Pick out all lines in the listing holding the string "zeker" and copy them.

+++ EXTRACTED MATERIAL +++

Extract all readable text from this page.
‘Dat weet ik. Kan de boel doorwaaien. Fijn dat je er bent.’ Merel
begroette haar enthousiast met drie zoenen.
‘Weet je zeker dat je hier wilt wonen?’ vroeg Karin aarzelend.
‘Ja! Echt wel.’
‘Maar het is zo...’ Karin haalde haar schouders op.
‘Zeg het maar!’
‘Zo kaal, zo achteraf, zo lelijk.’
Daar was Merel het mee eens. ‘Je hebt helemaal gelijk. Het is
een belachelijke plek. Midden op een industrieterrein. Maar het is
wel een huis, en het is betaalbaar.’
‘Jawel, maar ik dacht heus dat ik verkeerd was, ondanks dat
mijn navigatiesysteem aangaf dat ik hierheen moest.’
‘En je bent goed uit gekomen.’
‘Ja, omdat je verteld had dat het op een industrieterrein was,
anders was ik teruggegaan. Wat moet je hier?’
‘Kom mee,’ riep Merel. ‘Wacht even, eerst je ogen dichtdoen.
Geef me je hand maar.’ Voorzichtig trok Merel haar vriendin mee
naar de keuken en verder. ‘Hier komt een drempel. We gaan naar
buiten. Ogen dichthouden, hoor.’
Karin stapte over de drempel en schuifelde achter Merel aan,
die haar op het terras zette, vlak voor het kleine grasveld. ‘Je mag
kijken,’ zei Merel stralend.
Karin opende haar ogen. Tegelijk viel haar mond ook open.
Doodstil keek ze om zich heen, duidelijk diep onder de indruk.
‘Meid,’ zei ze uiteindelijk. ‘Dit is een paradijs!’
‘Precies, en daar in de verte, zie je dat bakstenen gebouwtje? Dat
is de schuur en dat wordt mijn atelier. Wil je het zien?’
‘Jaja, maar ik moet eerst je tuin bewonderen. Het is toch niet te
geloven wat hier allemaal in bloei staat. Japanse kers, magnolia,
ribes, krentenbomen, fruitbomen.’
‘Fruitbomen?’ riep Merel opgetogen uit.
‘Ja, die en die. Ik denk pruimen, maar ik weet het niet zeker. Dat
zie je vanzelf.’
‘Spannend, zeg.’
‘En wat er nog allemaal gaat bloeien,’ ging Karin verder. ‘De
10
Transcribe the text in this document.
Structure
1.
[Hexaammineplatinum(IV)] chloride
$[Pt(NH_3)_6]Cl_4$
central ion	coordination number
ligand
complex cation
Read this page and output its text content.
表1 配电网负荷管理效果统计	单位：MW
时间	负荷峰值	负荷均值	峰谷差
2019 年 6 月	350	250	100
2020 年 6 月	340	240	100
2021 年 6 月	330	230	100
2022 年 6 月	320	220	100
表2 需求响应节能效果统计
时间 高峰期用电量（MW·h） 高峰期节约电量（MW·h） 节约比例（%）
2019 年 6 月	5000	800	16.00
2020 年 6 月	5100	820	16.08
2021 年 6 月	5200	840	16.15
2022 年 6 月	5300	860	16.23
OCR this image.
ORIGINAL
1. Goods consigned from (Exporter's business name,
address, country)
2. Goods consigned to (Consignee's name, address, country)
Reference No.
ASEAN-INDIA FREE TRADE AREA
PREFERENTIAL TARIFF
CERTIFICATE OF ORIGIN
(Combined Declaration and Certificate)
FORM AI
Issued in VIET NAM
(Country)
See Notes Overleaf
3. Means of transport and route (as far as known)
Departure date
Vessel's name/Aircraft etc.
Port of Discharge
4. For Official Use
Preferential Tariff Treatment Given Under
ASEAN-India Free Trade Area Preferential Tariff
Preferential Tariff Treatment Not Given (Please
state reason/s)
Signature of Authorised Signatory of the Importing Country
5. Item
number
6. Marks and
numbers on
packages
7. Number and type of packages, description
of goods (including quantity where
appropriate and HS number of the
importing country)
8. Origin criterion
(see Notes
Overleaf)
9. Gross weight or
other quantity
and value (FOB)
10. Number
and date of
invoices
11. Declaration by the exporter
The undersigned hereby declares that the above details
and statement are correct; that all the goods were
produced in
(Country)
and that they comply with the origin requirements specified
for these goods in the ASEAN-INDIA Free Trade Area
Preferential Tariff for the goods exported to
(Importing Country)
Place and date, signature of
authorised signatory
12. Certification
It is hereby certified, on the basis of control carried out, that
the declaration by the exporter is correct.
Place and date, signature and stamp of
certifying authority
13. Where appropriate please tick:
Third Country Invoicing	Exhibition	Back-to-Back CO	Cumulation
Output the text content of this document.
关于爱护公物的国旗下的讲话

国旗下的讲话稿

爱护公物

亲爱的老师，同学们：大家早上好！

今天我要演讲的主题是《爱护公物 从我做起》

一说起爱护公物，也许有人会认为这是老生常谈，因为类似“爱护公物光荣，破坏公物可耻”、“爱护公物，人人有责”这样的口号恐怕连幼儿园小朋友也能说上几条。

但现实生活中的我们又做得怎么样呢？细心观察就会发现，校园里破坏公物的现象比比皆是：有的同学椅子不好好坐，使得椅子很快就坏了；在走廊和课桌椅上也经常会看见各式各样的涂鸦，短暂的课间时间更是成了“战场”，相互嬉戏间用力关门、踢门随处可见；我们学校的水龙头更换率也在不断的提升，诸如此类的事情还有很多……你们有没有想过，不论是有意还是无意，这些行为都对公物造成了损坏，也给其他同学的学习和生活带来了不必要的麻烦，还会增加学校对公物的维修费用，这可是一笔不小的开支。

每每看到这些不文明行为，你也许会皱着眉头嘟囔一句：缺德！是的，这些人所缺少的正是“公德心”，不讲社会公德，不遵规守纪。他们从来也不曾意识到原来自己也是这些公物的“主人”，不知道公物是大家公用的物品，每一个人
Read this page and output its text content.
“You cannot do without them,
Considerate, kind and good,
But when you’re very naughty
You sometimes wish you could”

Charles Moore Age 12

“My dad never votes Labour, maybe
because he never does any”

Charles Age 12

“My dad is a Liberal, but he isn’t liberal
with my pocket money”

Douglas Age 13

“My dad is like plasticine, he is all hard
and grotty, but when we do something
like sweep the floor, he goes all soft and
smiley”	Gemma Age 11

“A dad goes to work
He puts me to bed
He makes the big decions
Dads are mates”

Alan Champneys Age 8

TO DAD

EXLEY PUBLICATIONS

+++

CORRECT OUTPUT ->
‘Weet je zeker dat je hier wilt wonen?’ vroeg Karin aarzelend.
‘Ja, die en die. Ik denk pruimen, maar ik weet het niet zeker. Dat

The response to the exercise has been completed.